## AIM
Please give the listing again in its entirety, exactly as written.

====================

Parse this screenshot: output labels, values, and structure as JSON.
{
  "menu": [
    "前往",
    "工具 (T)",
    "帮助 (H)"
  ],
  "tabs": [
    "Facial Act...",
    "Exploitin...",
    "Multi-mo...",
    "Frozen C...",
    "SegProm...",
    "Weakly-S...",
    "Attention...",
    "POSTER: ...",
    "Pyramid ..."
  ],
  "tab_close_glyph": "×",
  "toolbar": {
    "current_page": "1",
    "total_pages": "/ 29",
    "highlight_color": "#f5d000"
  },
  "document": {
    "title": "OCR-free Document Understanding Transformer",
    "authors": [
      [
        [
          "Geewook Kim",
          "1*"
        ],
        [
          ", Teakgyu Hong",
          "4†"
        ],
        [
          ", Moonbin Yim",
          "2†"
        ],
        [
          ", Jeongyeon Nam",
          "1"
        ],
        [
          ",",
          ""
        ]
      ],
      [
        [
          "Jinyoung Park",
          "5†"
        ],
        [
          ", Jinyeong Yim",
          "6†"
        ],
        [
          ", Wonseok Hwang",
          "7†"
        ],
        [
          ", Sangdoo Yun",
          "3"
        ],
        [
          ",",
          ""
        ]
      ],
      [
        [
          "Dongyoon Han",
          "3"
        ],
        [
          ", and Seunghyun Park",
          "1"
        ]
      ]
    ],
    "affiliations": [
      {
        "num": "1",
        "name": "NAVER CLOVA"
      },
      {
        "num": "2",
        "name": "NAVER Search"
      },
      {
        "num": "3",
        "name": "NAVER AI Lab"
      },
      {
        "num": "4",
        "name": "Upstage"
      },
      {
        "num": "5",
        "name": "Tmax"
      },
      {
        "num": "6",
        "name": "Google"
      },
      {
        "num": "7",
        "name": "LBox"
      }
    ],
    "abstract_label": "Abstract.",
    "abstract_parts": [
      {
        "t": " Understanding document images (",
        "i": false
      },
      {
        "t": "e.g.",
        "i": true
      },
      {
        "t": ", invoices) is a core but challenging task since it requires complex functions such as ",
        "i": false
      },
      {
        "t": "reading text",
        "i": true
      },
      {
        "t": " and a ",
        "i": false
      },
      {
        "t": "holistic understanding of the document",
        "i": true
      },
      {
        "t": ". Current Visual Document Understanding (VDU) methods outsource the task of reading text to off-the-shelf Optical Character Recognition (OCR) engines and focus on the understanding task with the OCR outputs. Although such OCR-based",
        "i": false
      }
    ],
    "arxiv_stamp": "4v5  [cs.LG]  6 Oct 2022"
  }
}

====================

## WRITTEN SOLUTION
Parse this screenshot: output labels, values, and structure as JSON.
{
  "menu": [
    "前往",
    "工具 (T)",
    "帮助 (H)"
  ],
  "tabs": [
    "Facial Act...",
    "Exploitin...",
    "Multi-mo...",
    "Frozen C...",
    "SegProm...",
    "Weakly-S...",
    "Attention...",
    "POSTER: ...",
    "Pyramid ..."
  ],
  "tab_close_glyph": "×",
  "toolbar": {
    "current_page": "1",
    "total_pages": "/ 29",
    "highlight_color": "#f5d000"
  },
  "document": {
    "title": "OCR-free Document Understanding Transformer",
    "authors": [
      [
        [
          "Geewook Kim",
          "1*"
        ],
        [
          ", Teakgyu Hong",
          "4†"
        ],
        [
          ", Moonbin Yim",
          "2†"
        ],
        [
          ", Jeongyeon Nam",
          "1"
        ],
        [
          ",",
          ""
        ]
      ],
      [
        [
          "Jinyoung Park",
          "5†"
        ],
        [
          ", Jinyeong Yim",
          "6†"
        ],
        [
          ", Wonseok Hwang",
          "7†"
        ],
        [
          ", Sangdoo Yun",
          "3"
        ],
        [
          ",",
          ""
        ]
      ],
      [
        [
          "Dongyoon Han",
          "3"
        ],
        [
          ", and Seunghyun Park",
          "1"
        ]
      ]
    ],
    "affiliations": [
      {
        "num": "1",
        "name": "NAVER CLOVA"
      },
      {
        "num": "2",
        "name": "NAVER Search"
      },
      {
        "num": "3",
        "name": "NAVER AI Lab"
      },
      {
        "num": "4",
        "name": "Upstage"
      },
      {
        "num": "5",
        "name": "Tmax"
      },
      {
        "num": "6",
        "name": "Google"
      },
      {
        "num": "7",
        "name": "LBox"
      }
    ],
    "abstract_label": "Abstract.",
    "abstract_parts": [
      {
        "t": " Understanding document images (",
        "i": false
      },
      {
        "t": "e.g.",
        "i": true
      },
      {
        "t": ", invoices) is a core but challenging task since it requires complex functions such as ",
        "i": false
      },
      {
        "t": "reading text",
        "i": true
      },
      {
        "t": " and a ",
        "i": false
      },
      {
        "t": "holistic understanding of the document",
        "i": true
      },
      {
        "t": ". Current Visual Document Understanding (VDU) methods outsource the task of reading text to off-the-shelf Optical Character Recognition (OCR) engines and focus on the understanding task with the OCR outputs. Although such OCR-based",
        "i": false
      }
    ],
    "arxiv_stamp": "4v5  [cs.LG]  6 Oct 2022"
  }
}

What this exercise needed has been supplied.